> _What this task involves_
Write out each line of the material again, word for word.

Records from a collection
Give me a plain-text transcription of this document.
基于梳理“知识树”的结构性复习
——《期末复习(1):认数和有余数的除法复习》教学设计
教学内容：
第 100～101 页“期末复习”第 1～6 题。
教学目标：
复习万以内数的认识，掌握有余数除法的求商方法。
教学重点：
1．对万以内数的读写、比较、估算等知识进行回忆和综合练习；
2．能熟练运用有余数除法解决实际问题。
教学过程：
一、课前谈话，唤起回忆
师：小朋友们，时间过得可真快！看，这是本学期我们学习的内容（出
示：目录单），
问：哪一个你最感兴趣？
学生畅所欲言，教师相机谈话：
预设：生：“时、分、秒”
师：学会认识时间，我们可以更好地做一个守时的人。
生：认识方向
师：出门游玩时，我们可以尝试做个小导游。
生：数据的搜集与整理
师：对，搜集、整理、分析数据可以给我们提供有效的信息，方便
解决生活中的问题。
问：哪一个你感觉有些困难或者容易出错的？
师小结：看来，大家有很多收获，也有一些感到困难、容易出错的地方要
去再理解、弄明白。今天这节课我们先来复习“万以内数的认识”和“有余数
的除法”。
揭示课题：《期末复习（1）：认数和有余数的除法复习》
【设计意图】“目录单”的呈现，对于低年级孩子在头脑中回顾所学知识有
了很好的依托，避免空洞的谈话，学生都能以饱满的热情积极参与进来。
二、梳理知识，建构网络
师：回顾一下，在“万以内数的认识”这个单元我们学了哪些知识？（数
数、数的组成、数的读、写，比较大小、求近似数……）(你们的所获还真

> _The reply_
Give me a plain-text transcription of this document.
基于梳理“知识树”的结构性复习
——《期末复习(1):认数和有余数的除法复习》教学设计
教学内容：
第 100～101 页“期末复习”第 1～6 题。
教学目标：
复习万以内数的认识，掌握有余数除法的求商方法。
教学重点：
1．对万以内数的读写、比较、估算等知识进行回忆和综合练习；
2．能熟练运用有余数除法解决实际问题。
教学过程：
一、课前谈话，唤起回忆
师：小朋友们，时间过得可真快！看，这是本学期我们学习的内容（出
示：目录单），
问：哪一个你最感兴趣？
学生畅所欲言，教师相机谈话：
预设：生：“时、分、秒”
师：学会认识时间，我们可以更好地做一个守时的人。
生：认识方向
师：出门游玩时，我们可以尝试做个小导游。
生：数据的搜集与整理
师：对，搜集、整理、分析数据可以给我们提供有效的信息，方便
解决生活中的问题。
问：哪一个你感觉有些困难或者容易出错的？
师小结：看来，大家有很多收获，也有一些感到困难、容易出错的地方要
去再理解、弄明白。今天这节课我们先来复习“万以内数的认识”和“有余数
的除法”。
揭示课题：《期末复习（1）：认数和有余数的除法复习》
【设计意图】“目录单”的呈现，对于低年级孩子在头脑中回顾所学知识有
了很好的依托，避免空洞的谈话，学生都能以饱满的热情积极参与进来。
二、梳理知识，建构网络
师：回顾一下，在“万以内数的认识”这个单元我们学了哪些知识？（数
数、数的组成、数的读、写，比较大小、求近似数……）(你们的所获还真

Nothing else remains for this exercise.